_PROBLEM_
Repeat the entries that follow verbatim, without any of their pictures.

** START RECORDS FOR THE EXERCISE **

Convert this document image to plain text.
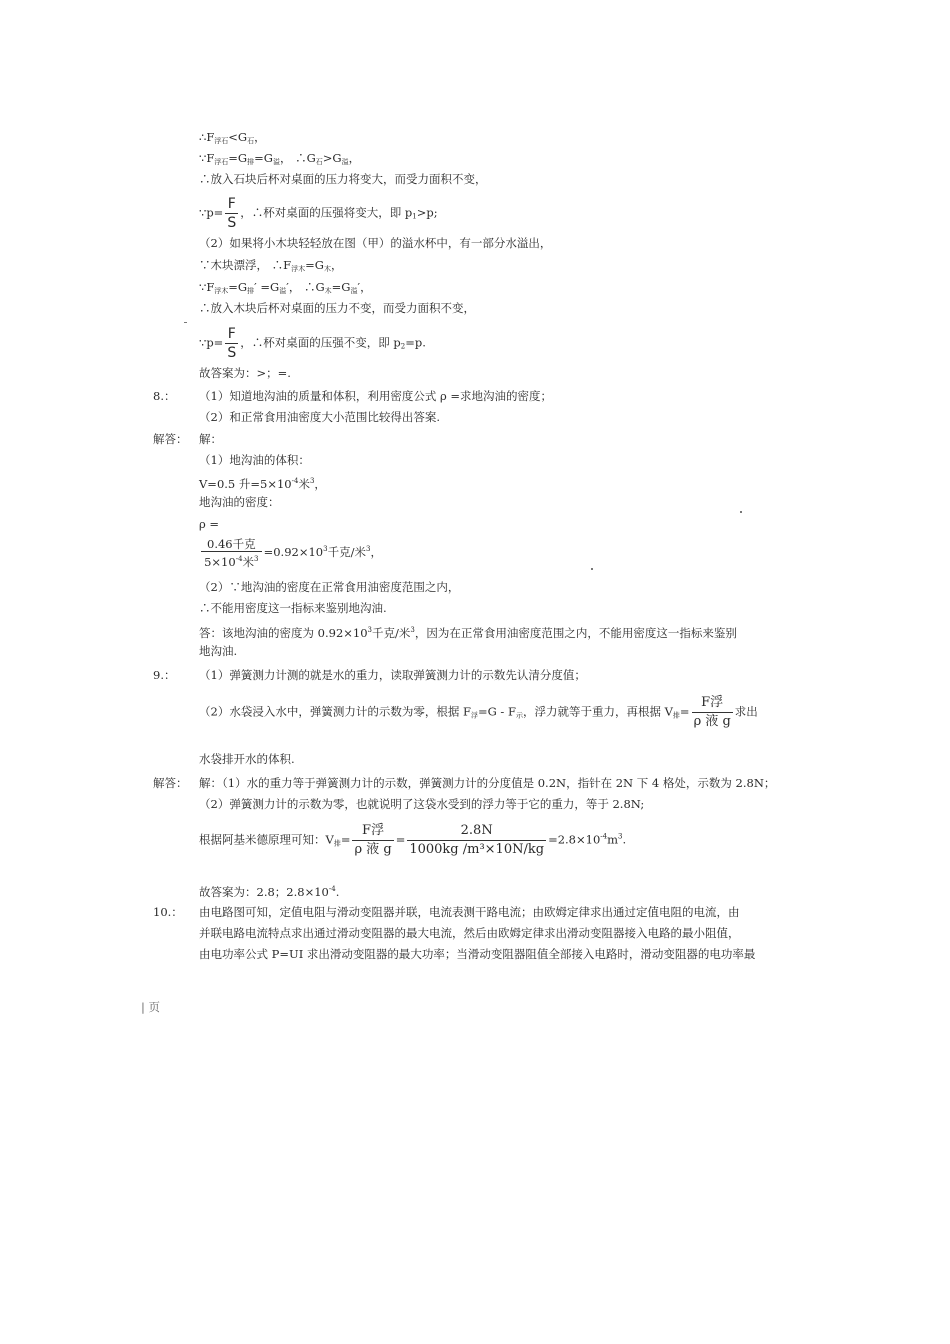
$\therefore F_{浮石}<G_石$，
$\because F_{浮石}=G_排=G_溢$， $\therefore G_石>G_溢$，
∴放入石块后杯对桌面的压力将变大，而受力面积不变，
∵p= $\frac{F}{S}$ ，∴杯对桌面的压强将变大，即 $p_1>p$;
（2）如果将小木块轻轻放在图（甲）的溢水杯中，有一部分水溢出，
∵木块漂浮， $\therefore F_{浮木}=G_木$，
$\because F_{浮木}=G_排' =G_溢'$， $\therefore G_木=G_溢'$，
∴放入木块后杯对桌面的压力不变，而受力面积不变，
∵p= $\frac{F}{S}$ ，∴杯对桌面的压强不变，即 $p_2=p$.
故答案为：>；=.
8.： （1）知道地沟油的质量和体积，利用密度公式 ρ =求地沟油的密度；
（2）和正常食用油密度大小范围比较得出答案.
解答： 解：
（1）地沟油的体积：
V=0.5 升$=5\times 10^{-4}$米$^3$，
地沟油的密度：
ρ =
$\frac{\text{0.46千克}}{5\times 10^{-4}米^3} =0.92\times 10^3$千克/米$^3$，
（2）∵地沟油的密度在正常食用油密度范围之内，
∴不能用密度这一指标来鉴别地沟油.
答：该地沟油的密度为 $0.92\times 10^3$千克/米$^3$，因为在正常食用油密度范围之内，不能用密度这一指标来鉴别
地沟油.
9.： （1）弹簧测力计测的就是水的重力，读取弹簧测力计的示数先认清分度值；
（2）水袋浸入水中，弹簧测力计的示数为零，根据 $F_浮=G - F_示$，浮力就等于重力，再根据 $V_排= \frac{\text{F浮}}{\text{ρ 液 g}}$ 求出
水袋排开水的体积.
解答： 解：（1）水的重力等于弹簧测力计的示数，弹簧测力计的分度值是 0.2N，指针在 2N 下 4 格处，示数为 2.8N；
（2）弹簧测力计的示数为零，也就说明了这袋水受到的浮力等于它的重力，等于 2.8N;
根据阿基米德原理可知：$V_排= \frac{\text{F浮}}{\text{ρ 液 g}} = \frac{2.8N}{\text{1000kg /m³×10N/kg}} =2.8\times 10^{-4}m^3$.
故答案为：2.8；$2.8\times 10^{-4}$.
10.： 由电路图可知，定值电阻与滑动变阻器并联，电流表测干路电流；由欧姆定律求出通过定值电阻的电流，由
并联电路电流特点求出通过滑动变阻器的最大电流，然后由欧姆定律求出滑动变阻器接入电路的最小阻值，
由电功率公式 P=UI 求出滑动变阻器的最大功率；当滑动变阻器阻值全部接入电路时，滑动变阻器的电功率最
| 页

** END RECORDS FOR THE EXERCISE **

_FINISHED TASK_
Convert this document image to plain text.
$\therefore F_{浮石}<G_石$，
$\because F_{浮石}=G_排=G_溢$， $\therefore G_石>G_溢$，
∴放入石块后杯对桌面的压力将变大，而受力面积不变，
∵p= $\frac{F}{S}$ ，∴杯对桌面的压强将变大，即 $p_1>p$;
（2）如果将小木块轻轻放在图（甲）的溢水杯中，有一部分水溢出，
∵木块漂浮， $\therefore F_{浮木}=G_木$，
$\because F_{浮木}=G_排' =G_溢'$， $\therefore G_木=G_溢'$，
∴放入木块后杯对桌面的压力不变，而受力面积不变，
∵p= $\frac{F}{S}$ ，∴杯对桌面的压强不变，即 $p_2=p$.
故答案为：>；=.
8.： （1）知道地沟油的质量和体积，利用密度公式 ρ =求地沟油的密度；
（2）和正常食用油密度大小范围比较得出答案.
解答： 解：
（1）地沟油的体积：
V=0.5 升$=5\times 10^{-4}$米$^3$，
地沟油的密度：
ρ =
$\frac{\text{0.46千克}}{5\times 10^{-4}米^3} =0.92\times 10^3$千克/米$^3$，
（2）∵地沟油的密度在正常食用油密度范围之内，
∴不能用密度这一指标来鉴别地沟油.
答：该地沟油的密度为 $0.92\times 10^3$千克/米$^3$，因为在正常食用油密度范围之内，不能用密度这一指标来鉴别
地沟油.
9.： （1）弹簧测力计测的就是水的重力，读取弹簧测力计的示数先认清分度值；
（2）水袋浸入水中，弹簧测力计的示数为零，根据 $F_浮=G - F_示$，浮力就等于重力，再根据 $V_排= \frac{\text{F浮}}{\text{ρ 液 g}}$ 求出
水袋排开水的体积.
解答： 解：（1）水的重力等于弹簧测力计的示数，弹簧测力计的分度值是 0.2N，指针在 2N 下 4 格处，示数为 2.8N；
（2）弹簧测力计的示数为零，也就说明了这袋水受到的浮力等于它的重力，等于 2.8N;
根据阿基米德原理可知：$V_排= \frac{\text{F浮}}{\text{ρ 液 g}} = \frac{2.8N}{\text{1000kg /m³×10N/kg}} =2.8\times 10^{-4}m^3$.
故答案为：2.8；$2.8\times 10^{-4}$.
10.： 由电路图可知，定值电阻与滑动变阻器并联，电流表测干路电流；由欧姆定律求出通过定值电阻的电流，由
并联电路电流特点求出通过滑动变阻器的最大电流，然后由欧姆定律求出滑动变阻器接入电路的最小阻值，
由电功率公式 P=UI 求出滑动变阻器的最大功率；当滑动变阻器阻值全部接入电路时，滑动变阻器的电功率最
| 页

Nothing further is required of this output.